Requirements
Look through the data for the string "name". Copy every line where it is found.

Task material
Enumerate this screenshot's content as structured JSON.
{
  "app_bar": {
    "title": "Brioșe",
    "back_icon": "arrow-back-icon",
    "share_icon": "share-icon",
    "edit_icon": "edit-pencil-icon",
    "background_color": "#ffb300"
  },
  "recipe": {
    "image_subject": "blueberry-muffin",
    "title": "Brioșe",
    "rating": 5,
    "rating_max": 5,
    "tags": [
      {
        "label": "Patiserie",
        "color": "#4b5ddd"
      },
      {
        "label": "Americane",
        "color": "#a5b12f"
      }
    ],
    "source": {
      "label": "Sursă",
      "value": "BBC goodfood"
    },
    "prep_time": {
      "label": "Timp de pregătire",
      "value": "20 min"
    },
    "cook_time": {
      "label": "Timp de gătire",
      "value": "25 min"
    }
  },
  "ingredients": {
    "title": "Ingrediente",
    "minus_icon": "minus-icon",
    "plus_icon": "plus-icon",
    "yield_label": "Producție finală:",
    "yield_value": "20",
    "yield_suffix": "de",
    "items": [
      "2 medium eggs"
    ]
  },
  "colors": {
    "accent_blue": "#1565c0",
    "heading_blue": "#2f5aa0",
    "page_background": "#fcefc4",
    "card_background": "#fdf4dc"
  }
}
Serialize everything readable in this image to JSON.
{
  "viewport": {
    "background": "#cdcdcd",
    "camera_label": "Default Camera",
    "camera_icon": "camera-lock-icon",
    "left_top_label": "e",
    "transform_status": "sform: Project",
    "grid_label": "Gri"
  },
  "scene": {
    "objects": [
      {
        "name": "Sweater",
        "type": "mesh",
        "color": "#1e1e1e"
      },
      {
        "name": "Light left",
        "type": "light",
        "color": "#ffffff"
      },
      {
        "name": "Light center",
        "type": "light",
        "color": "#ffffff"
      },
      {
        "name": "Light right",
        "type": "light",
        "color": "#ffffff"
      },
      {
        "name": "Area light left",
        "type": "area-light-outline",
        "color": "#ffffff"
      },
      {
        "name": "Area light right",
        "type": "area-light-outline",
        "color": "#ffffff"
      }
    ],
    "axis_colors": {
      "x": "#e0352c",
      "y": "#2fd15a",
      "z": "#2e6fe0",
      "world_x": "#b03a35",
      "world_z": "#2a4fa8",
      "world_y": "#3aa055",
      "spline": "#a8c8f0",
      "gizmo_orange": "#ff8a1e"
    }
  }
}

Full response
        "name": "Sweater",
        "name": "Light left",
        "name": "Light center",
        "name": "Light right",
        "name": "Area light left",
        "name": "Area light right",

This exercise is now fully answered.